Brief: Locate the word "label" in the entries below, then gather every line that holds it.

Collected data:
** Start **

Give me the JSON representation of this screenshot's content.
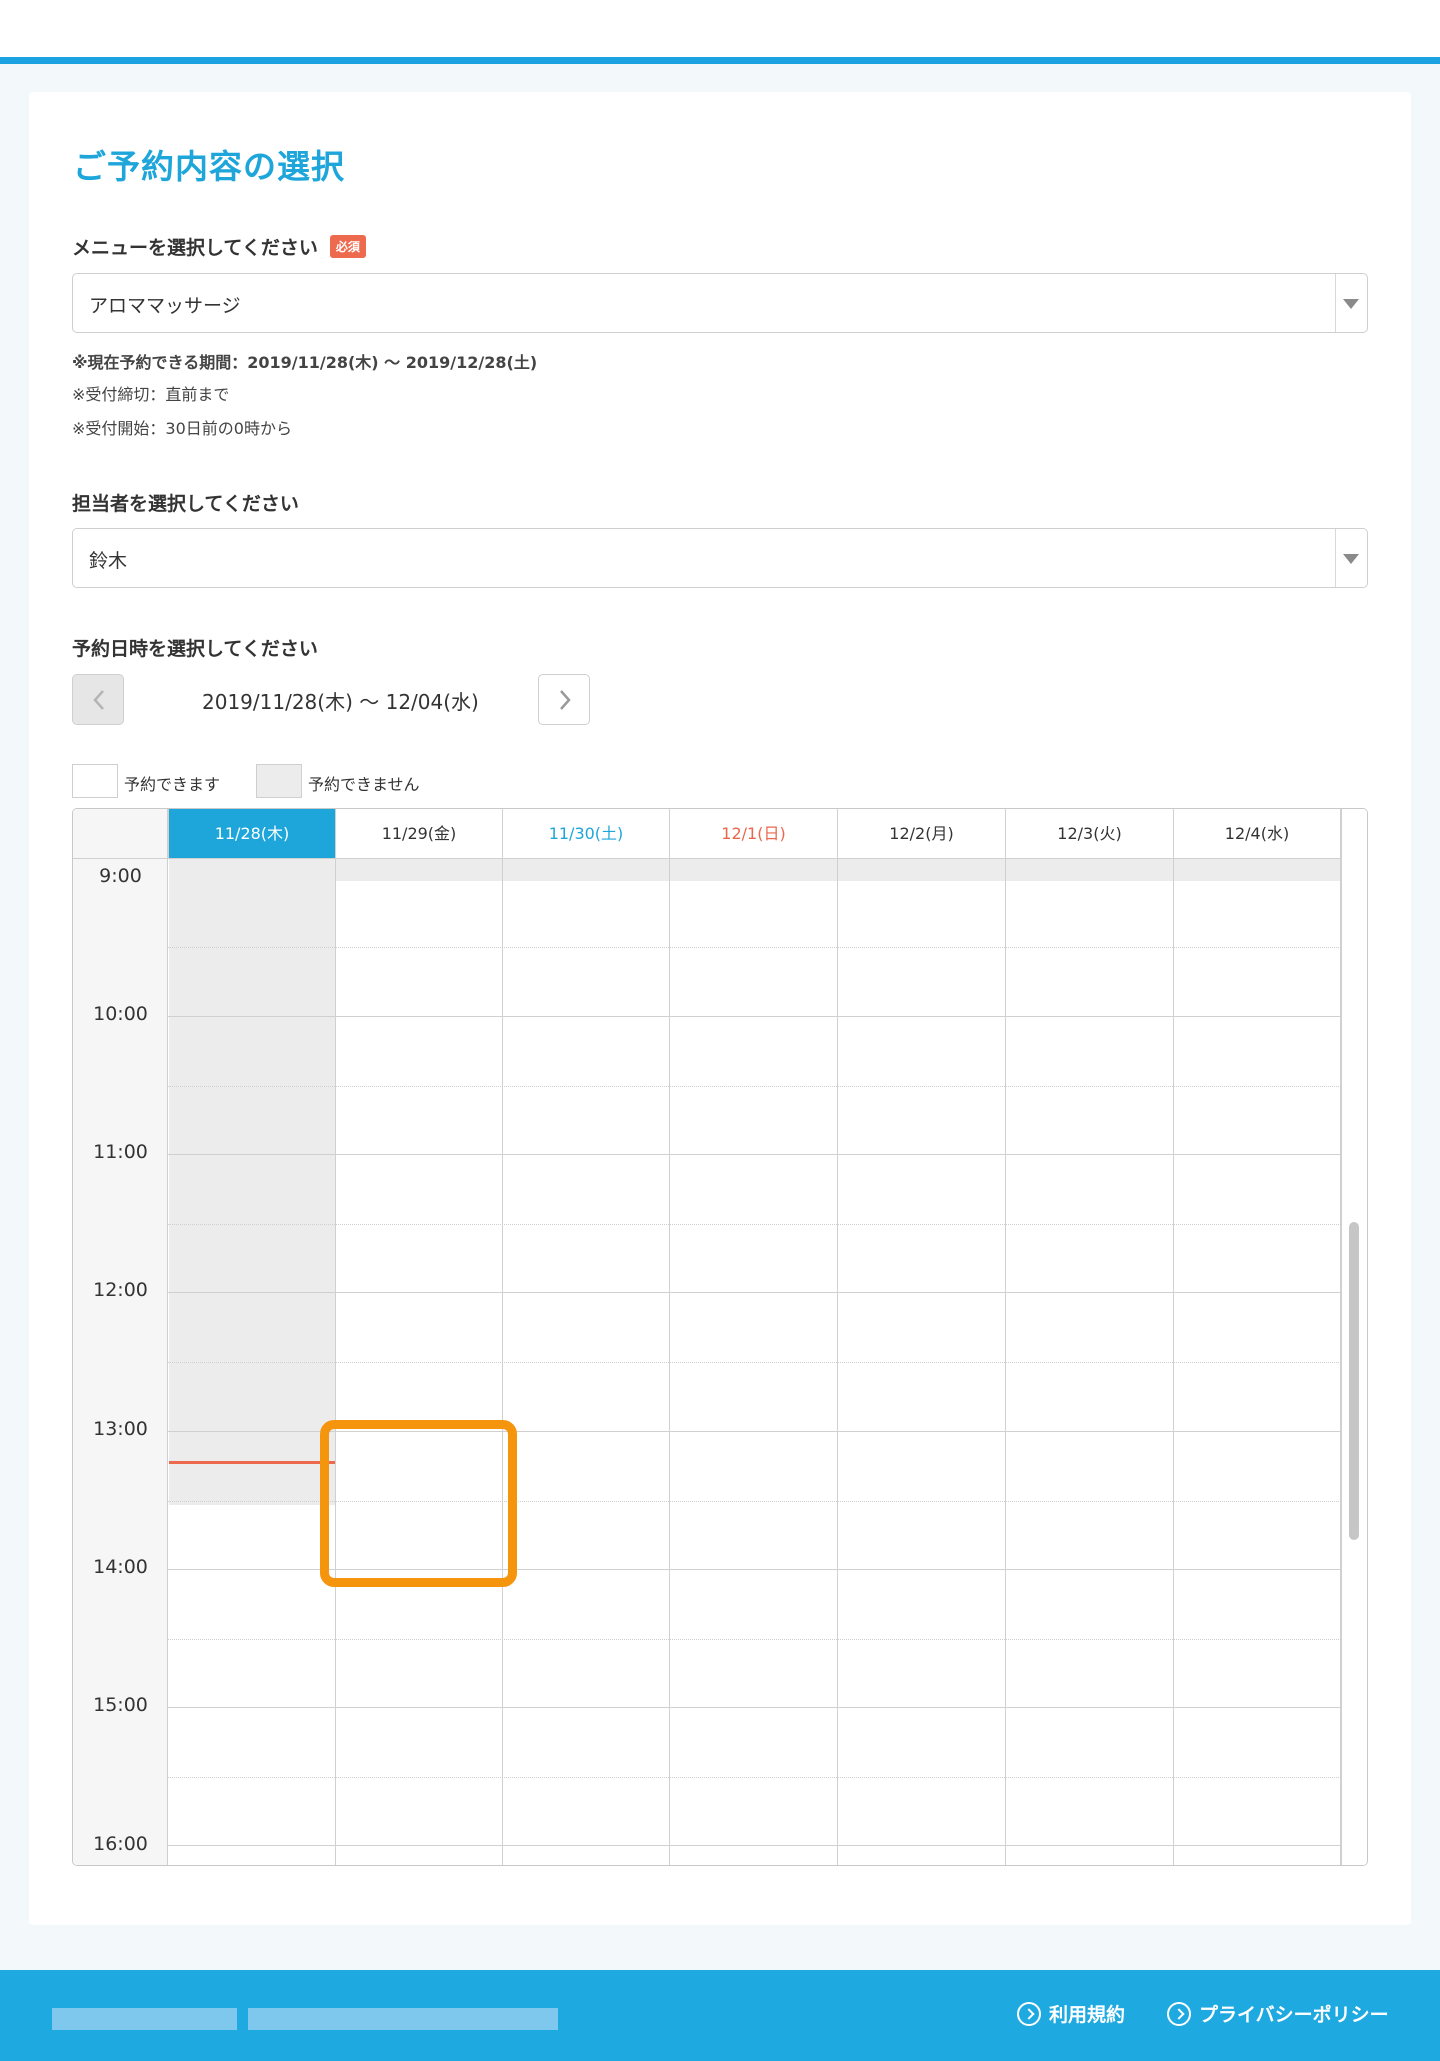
{
  "page": {
    "title": "ご予約内容の選択"
  },
  "menu": {
    "label": "メニューを選択してください",
    "required_badge": "必須",
    "selected": "アロママッサージ",
    "notes": [
      "※現在予約できる期間：2019/11/28(木) ～ 2019/12/28(土)",
      "※受付締切：直前まで",
      "※受付開始：30日前の0時から"
    ]
  },
  "staff": {
    "label": "担当者を選択してください",
    "selected": "鈴木"
  },
  "datetime": {
    "label": "予約日時を選択してください",
    "range": "2019/11/28(木) ～ 12/04(水)",
    "legend": {
      "available": "予約できます",
      "unavailable": "予約できません"
    }
  },
  "calendar": {
    "days": [
      "11/28(木)",
      "11/29(金)",
      "11/30(土)",
      "12/1(日)",
      "12/2(月)",
      "12/3(火)",
      "12/4(水)"
    ],
    "times": [
      "9:00",
      "10:00",
      "11:00",
      "12:00",
      "13:00",
      "14:00",
      "15:00",
      "16:00"
    ],
    "today_index": 0,
    "colors": {
      "today_header": "#1ea6db",
      "saturday": "#1ea6db",
      "sunday": "#e9674d",
      "unavailable": "#ececec",
      "current_time_line": "#ee6a4f",
      "highlight": "#f5950d"
    }
  },
  "footer": {
    "links": [
      "利用規約",
      "プライバシーポリシー"
    ]
  }
}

** End **

Solution to this exercise:
    "label": "メニューを選択してください",
    "label": "担当者を選択してください",
    "label": "予約日時を選択してください",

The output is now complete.